■ Short exercise:
Identify, in the records below, every line where the string "icon" appears, and copy each such line.

** begin Supplied material **

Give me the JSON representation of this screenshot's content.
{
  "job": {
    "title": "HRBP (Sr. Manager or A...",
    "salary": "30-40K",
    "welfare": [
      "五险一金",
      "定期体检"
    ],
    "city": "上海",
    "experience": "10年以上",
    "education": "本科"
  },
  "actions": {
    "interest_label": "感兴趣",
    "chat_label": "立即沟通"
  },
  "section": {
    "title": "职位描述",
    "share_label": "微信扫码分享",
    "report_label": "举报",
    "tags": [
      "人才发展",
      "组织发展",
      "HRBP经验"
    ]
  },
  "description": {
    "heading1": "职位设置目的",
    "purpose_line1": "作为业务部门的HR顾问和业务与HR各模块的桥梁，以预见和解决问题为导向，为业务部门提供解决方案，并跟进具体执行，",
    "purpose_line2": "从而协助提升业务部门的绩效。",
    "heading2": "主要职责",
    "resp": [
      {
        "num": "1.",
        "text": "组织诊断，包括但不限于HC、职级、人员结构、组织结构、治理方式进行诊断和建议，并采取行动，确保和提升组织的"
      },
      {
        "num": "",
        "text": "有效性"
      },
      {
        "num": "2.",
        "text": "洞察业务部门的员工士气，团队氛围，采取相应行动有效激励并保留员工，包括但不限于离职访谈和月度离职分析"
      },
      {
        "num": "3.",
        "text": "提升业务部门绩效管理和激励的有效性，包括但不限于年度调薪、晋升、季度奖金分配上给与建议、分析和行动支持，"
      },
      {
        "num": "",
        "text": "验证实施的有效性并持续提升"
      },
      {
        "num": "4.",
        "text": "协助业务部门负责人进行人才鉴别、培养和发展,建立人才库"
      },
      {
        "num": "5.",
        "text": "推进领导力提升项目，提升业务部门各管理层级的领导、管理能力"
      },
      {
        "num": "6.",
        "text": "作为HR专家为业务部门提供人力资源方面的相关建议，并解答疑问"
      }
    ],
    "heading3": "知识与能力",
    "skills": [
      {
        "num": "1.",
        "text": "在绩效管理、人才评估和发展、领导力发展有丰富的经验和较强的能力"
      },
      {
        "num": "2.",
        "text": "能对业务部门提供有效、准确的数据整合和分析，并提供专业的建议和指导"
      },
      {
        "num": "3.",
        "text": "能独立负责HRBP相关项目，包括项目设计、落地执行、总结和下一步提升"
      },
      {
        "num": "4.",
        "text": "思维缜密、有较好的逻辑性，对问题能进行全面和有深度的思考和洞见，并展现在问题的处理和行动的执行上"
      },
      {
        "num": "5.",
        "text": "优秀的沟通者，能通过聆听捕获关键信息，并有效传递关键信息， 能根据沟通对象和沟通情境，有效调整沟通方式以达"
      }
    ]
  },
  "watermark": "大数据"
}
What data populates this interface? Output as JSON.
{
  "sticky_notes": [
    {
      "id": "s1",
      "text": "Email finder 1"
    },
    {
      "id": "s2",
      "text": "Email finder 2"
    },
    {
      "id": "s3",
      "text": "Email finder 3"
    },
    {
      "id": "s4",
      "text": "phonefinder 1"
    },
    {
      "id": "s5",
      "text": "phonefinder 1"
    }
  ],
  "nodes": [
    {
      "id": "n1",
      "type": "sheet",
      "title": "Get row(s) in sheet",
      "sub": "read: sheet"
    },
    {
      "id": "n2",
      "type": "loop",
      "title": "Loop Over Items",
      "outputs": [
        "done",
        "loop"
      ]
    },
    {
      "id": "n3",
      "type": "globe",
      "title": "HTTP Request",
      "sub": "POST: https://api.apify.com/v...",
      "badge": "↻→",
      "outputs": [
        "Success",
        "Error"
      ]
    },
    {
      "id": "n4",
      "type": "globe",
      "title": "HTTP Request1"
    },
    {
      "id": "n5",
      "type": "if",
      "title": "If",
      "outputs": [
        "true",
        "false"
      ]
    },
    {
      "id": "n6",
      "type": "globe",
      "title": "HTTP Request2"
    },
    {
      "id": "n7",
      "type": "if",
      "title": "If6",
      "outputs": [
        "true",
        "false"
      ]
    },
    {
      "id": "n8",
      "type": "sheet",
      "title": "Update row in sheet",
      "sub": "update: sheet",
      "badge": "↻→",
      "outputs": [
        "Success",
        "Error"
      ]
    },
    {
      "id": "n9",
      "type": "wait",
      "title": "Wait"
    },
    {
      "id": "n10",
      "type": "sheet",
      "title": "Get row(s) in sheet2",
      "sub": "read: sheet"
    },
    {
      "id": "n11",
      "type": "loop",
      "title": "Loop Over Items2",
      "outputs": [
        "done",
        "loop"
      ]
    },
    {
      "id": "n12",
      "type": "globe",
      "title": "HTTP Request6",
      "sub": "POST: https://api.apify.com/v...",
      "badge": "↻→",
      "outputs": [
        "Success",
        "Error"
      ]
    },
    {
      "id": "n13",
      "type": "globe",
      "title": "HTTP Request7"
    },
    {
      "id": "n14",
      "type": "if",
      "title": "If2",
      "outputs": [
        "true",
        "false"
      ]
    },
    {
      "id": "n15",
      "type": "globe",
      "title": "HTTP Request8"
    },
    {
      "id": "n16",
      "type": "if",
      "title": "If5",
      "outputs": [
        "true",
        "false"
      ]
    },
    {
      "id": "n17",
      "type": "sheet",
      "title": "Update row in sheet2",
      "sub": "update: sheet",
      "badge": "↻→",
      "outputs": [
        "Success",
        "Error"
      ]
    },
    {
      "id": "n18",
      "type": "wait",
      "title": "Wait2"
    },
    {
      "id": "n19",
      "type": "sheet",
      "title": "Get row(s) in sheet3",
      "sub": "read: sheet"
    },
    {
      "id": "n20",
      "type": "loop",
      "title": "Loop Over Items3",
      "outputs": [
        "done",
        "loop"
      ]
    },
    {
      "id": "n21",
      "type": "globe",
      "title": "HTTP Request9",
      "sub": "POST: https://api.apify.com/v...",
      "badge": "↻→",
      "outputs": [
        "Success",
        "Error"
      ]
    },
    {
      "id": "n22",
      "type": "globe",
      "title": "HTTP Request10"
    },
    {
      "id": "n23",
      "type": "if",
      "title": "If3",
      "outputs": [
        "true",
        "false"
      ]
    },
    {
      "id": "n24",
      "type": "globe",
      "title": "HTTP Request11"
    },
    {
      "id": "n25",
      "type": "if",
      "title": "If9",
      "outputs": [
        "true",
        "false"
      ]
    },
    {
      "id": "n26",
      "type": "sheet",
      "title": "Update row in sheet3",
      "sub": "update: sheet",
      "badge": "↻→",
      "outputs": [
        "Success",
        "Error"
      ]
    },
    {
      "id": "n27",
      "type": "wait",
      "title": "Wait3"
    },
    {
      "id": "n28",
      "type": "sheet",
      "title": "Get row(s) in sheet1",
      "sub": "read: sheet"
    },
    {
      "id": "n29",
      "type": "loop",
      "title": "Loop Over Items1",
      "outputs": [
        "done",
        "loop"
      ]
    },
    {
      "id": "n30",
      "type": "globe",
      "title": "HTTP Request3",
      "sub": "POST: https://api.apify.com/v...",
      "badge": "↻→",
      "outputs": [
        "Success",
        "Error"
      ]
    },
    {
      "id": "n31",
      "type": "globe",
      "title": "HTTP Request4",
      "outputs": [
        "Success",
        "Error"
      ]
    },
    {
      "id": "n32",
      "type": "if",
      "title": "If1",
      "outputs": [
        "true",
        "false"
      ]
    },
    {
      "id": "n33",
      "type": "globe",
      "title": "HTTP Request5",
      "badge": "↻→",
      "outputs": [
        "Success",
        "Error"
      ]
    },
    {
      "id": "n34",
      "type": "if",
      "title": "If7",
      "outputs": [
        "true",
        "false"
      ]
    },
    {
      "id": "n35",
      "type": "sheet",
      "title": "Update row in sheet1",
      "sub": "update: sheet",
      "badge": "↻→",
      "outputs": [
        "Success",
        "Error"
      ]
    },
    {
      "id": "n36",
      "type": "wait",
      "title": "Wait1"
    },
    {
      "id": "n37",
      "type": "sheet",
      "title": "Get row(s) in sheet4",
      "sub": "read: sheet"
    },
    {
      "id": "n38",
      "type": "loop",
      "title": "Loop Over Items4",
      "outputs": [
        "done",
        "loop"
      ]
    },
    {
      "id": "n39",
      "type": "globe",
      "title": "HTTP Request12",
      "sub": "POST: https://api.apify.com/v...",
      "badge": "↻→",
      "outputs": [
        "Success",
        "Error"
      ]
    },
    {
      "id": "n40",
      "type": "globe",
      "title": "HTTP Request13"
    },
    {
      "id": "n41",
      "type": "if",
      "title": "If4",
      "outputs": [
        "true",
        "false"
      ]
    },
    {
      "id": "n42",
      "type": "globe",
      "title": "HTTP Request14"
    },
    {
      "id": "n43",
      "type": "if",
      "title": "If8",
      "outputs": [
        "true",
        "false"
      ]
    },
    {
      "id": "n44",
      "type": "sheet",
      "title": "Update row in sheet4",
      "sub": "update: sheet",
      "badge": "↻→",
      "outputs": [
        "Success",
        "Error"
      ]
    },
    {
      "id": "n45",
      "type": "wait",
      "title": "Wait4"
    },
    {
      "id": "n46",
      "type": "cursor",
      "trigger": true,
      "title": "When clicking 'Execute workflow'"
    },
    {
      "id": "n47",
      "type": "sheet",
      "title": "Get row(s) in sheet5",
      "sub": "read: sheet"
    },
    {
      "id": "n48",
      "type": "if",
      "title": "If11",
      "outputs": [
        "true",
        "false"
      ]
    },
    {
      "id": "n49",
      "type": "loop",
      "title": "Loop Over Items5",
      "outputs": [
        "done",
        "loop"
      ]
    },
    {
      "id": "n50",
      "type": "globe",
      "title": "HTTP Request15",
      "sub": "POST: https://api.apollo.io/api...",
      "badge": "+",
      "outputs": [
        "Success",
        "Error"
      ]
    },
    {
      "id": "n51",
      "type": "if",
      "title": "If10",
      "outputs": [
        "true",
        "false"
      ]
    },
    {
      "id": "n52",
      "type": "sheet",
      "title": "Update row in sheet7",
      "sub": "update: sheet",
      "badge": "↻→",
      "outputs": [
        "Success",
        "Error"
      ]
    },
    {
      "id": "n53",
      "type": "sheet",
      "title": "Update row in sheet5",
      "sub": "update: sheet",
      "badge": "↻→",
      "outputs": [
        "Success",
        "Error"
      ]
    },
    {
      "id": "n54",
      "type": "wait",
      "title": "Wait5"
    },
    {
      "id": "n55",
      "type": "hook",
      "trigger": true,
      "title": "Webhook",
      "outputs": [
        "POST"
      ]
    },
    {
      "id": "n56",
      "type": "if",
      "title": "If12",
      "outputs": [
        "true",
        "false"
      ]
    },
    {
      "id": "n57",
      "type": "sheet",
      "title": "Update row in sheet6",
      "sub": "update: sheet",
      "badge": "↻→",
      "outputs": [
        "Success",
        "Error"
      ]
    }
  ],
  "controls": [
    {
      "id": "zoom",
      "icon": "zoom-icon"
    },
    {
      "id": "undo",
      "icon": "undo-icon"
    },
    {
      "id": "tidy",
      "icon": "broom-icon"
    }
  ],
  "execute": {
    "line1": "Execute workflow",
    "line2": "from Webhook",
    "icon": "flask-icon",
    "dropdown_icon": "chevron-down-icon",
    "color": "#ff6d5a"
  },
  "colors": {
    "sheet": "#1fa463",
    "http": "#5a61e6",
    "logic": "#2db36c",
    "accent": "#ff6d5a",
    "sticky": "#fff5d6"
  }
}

** end Supplied material **

■ Solution for this exercise:
      "icon": "zoom-icon"
      "icon": "undo-icon"
      "icon": "broom-icon"
    "icon": "flask-icon",
    "dropdown_icon": "chevron-down-icon",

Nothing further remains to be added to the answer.